[Structured figure records]
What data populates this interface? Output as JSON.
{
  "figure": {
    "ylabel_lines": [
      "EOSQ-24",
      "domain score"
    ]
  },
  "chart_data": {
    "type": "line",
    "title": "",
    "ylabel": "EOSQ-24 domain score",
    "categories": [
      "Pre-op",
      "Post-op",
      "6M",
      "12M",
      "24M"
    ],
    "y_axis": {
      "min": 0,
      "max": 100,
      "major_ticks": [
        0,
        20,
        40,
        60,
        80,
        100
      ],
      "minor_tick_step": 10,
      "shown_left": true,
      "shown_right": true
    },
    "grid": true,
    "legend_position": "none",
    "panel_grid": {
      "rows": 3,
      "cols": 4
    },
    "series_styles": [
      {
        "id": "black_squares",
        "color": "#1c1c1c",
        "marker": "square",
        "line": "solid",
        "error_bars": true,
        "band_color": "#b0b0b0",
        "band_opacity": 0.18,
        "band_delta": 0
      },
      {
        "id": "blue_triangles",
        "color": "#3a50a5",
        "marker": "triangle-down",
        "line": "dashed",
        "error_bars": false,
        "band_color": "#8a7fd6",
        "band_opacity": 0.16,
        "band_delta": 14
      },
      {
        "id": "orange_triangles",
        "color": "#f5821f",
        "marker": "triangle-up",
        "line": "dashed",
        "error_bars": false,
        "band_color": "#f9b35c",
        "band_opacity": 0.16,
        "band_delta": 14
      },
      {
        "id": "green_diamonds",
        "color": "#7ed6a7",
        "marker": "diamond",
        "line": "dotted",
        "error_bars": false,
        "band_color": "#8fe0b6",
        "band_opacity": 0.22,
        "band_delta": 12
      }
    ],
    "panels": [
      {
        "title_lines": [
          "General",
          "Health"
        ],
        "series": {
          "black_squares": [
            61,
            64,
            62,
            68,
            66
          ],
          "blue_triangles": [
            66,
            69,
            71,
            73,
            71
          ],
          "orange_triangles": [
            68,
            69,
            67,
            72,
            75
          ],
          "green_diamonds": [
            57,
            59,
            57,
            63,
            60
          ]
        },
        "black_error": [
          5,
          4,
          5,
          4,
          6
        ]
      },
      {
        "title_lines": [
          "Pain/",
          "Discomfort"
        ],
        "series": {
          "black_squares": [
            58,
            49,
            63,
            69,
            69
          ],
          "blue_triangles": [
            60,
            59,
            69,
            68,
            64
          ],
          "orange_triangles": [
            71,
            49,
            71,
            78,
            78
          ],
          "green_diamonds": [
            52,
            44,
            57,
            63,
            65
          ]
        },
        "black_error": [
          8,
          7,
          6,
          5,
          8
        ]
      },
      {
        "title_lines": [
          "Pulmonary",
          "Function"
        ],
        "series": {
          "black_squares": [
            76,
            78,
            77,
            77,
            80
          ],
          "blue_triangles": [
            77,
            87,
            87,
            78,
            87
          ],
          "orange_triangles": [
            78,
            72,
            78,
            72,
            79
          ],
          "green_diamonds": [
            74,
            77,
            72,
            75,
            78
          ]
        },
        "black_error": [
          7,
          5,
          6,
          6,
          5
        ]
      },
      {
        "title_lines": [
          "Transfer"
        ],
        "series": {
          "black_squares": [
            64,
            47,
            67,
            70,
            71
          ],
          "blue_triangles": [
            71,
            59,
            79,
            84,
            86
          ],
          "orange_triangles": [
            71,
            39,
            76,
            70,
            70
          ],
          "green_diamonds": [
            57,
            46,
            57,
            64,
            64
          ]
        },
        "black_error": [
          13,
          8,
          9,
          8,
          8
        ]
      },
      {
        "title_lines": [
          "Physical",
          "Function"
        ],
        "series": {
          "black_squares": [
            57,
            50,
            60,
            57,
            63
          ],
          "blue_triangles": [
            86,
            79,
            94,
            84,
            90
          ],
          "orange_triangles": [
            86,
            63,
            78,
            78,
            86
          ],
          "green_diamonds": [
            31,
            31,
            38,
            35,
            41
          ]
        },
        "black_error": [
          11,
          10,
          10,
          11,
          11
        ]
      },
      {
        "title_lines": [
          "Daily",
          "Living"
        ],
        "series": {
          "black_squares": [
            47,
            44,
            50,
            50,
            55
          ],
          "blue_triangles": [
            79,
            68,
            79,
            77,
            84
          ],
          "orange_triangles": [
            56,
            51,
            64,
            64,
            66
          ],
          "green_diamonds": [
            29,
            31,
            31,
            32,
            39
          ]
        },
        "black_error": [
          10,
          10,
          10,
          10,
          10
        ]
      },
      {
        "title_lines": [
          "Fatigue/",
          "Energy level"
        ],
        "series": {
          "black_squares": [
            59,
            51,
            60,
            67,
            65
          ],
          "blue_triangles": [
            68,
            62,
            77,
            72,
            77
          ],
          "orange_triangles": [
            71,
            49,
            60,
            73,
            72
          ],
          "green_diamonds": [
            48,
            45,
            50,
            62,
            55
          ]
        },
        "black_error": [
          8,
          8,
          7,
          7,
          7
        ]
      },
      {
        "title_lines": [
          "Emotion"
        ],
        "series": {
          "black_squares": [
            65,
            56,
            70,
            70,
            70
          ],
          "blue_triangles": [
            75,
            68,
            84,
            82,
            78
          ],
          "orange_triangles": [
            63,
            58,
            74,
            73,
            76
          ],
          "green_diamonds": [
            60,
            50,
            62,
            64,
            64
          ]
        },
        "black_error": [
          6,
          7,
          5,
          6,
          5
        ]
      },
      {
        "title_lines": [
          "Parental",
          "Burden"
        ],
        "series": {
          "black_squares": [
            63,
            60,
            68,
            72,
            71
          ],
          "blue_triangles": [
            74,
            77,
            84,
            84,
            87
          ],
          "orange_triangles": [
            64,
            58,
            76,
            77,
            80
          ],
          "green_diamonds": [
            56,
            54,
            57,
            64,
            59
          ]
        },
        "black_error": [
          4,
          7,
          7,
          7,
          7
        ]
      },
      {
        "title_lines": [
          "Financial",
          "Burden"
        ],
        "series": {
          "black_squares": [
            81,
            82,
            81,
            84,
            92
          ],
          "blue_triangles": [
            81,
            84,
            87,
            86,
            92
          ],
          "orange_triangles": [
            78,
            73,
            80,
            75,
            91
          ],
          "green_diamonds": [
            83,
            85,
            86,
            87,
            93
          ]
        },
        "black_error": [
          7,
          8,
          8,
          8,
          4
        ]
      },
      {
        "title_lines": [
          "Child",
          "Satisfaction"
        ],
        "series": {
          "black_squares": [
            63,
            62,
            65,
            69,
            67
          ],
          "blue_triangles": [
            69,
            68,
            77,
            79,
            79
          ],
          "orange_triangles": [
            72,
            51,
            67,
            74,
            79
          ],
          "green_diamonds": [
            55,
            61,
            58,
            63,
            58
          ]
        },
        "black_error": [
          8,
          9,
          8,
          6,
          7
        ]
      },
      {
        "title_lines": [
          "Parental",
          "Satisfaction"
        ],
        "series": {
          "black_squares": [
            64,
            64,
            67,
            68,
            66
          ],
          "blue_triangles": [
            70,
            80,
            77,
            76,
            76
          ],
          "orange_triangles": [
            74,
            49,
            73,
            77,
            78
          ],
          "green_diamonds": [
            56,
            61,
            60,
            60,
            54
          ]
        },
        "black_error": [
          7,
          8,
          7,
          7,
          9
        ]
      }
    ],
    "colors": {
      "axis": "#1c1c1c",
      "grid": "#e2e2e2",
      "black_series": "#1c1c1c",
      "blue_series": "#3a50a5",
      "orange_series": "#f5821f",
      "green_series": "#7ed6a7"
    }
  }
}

## REQUEST
Return the whole listing exactly.

## RESPONSE
What data populates this interface? Output as JSON.
{
  "figure": {
    "ylabel_lines": [
      "EOSQ-24",
      "domain score"
    ]
  },
  "chart_data": {
    "type": "line",
    "title": "",
    "ylabel": "EOSQ-24 domain score",
    "categories": [
      "Pre-op",
      "Post-op",
      "6M",
      "12M",
      "24M"
    ],
    "y_axis": {
      "min": 0,
      "max": 100,
      "major_ticks": [
        0,
        20,
        40,
        60,
        80,
        100
      ],
      "minor_tick_step": 10,
      "shown_left": true,
      "shown_right": true
    },
    "grid": true,
    "legend_position": "none",
    "panel_grid": {
      "rows": 3,
      "cols": 4
    },
    "series_styles": [
      {
        "id": "black_squares",
        "color": "#1c1c1c",
        "marker": "square",
        "line": "solid",
        "error_bars": true,
        "band_color": "#b0b0b0",
        "band_opacity": 0.18,
        "band_delta": 0
      },
      {
        "id": "blue_triangles",
        "color": "#3a50a5",
        "marker": "triangle-down",
        "line": "dashed",
        "error_bars": false,
        "band_color": "#8a7fd6",
        "band_opacity": 0.16,
        "band_delta": 14
      },
      {
        "id": "orange_triangles",
        "color": "#f5821f",
        "marker": "triangle-up",
        "line": "dashed",
        "error_bars": false,
        "band_color": "#f9b35c",
        "band_opacity": 0.16,
        "band_delta": 14
      },
      {
        "id": "green_diamonds",
        "color": "#7ed6a7",
        "marker": "diamond",
        "line": "dotted",
        "error_bars": false,
        "band_color": "#8fe0b6",
        "band_opacity": 0.22,
        "band_delta": 12
      }
    ],
    "panels": [
      {
        "title_lines": [
          "General",
          "Health"
        ],
        "series": {
          "black_squares": [
            61,
            64,
            62,
            68,
            66
          ],
          "blue_triangles": [
            66,
            69,
            71,
            73,
            71
          ],
          "orange_triangles": [
            68,
            69,
            67,
            72,
            75
          ],
          "green_diamonds": [
            57,
            59,
            57,
            63,
            60
          ]
        },
        "black_error": [
          5,
          4,
          5,
          4,
          6
        ]
      },
      {
        "title_lines": [
          "Pain/",
          "Discomfort"
        ],
        "series": {
          "black_squares": [
            58,
            49,
            63,
            69,
            69
          ],
          "blue_triangles": [
            60,
            59,
            69,
            68,
            64
          ],
          "orange_triangles": [
            71,
            49,
            71,
            78,
            78
          ],
          "green_diamonds": [
            52,
            44,
            57,
            63,
            65
          ]
        },
        "black_error": [
          8,
          7,
          6,
          5,
          8
        ]
      },
      {
        "title_lines": [
          "Pulmonary",
          "Function"
        ],
        "series": {
          "black_squares": [
            76,
            78,
            77,
            77,
            80
          ],
          "blue_triangles": [
            77,
            87,
            87,
            78,
            87
          ],
          "orange_triangles": [
            78,
            72,
            78,
            72,
            79
          ],
          "green_diamonds": [
            74,
            77,
            72,
            75,
            78
          ]
        },
        "black_error": [
          7,
          5,
          6,
          6,
          5
        ]
      },
      {
        "title_lines": [
          "Transfer"
        ],
        "series": {
          "black_squares": [
            64,
            47,
            67,
            70,
            71
          ],
          "blue_triangles": [
            71,
            59,
            79,
            84,
            86
          ],
          "orange_triangles": [
            71,
            39,
            76,
            70,
            70
          ],
          "green_diamonds": [
            57,
            46,
            57,
            64,
            64
          ]
        },
        "black_error": [
          13,
          8,
          9,
          8,
          8
        ]
      },
      {
        "title_lines": [
          "Physical",
          "Function"
        ],
        "series": {
          "black_squares": [
            57,
            50,
            60,
            57,
            63
          ],
          "blue_triangles": [
            86,
            79,
            94,
            84,
            90
          ],
          "orange_triangles": [
            86,
            63,
            78,
            78,
            86
          ],
          "green_diamonds": [
            31,
            31,
            38,
            35,
            41
          ]
        },
        "black_error": [
          11,
          10,
          10,
          11,
          11
        ]
      },
      {
        "title_lines": [
          "Daily",
          "Living"
        ],
        "series": {
          "black_squares": [
            47,
            44,
            50,
            50,
            55
          ],
          "blue_triangles": [
            79,
            68,
            79,
            77,
            84
          ],
          "orange_triangles": [
            56,
            51,
            64,
            64,
            66
          ],
          "green_diamonds": [
            29,
            31,
            31,
            32,
            39
          ]
        },
        "black_error": [
          10,
          10,
          10,
          10,
          10
        ]
      },
      {
        "title_lines": [
          "Fatigue/",
          "Energy level"
        ],
        "series": {
          "black_squares": [
            59,
            51,
            60,
            67,
            65
          ],
          "blue_triangles": [
            68,
            62,
            77,
            72,
            77
          ],
          "orange_triangles": [
            71,
            49,
            60,
            73,
            72
          ],
          "green_diamonds": [
            48,
            45,
            50,
            62,
            55
          ]
        },
        "black_error": [
          8,
          8,
          7,
          7,
          7
        ]
      },
      {
        "title_lines": [
          "Emotion"
        ],
        "series": {
          "black_squares": [
            65,
            56,
            70,
            70,
            70
          ],
          "blue_triangles": [
            75,
            68,
            84,
            82,
            78
          ],
          "orange_triangles": [
            63,
            58,
            74,
            73,
            76
          ],
          "green_diamonds": [
            60,
            50,
            62,
            64,
            64
          ]
        },
        "black_error": [
          6,
          7,
          5,
          6,
          5
        ]
      },
      {
        "title_lines": [
          "Parental",
          "Burden"
        ],
        "series": {
          "black_squares": [
            63,
            60,
            68,
            72,
            71
          ],
          "blue_triangles": [
            74,
            77,
            84,
            84,
            87
          ],
          "orange_triangles": [
            64,
            58,
            76,
            77,
            80
          ],
          "green_diamonds": [
            56,
            54,
            57,
            64,
            59
          ]
        },
        "black_error": [
          4,
          7,
          7,
          7,
          7
        ]
      },
      {
        "title_lines": [
          "Financial",
          "Burden"
        ],
        "series": {
          "black_squares": [
            81,
            82,
            81,
            84,
            92
          ],
          "blue_triangles": [
            81,
            84,
            87,
            86,
            92
          ],
          "orange_triangles": [
            78,
            73,
            80,
            75,
            91
          ],
          "green_diamonds": [
            83,
            85,
            86,
            87,
            93
          ]
        },
        "black_error": [
          7,
          8,
          8,
          8,
          4
        ]
      },
      {
        "title_lines": [
          "Child",
          "Satisfaction"
        ],
        "series": {
          "black_squares": [
            63,
            62,
            65,
            69,
            67
          ],
          "blue_triangles": [
            69,
            68,
            77,
            79,
            79
          ],
          "orange_triangles": [
            72,
            51,
            67,
            74,
            79
          ],
          "green_diamonds": [
            55,
            61,
            58,
            63,
            58
          ]
        },
        "black_error": [
          8,
          9,
          8,
          6,
          7
        ]
      },
      {
        "title_lines": [
          "Parental",
          "Satisfaction"
        ],
        "series": {
          "black_squares": [
            64,
            64,
            67,
            68,
            66
          ],
          "blue_triangles": [
            70,
            80,
            77,
            76,
            76
          ],
          "orange_triangles": [
            74,
            49,
            73,
            77,
            78
          ],
          "green_diamonds": [
            56,
            61,
            60,
            60,
            54
          ]
        },
        "black_error": [
          7,
          8,
          7,
          7,
          9
        ]
      }
    ],
    "colors": {
      "axis": "#1c1c1c",
      "grid": "#e2e2e2",
      "black_series": "#1c1c1c",
      "blue_series": "#3a50a5",
      "orange_series": "#f5821f",
      "green_series": "#7ed6a7"
    }
  }
}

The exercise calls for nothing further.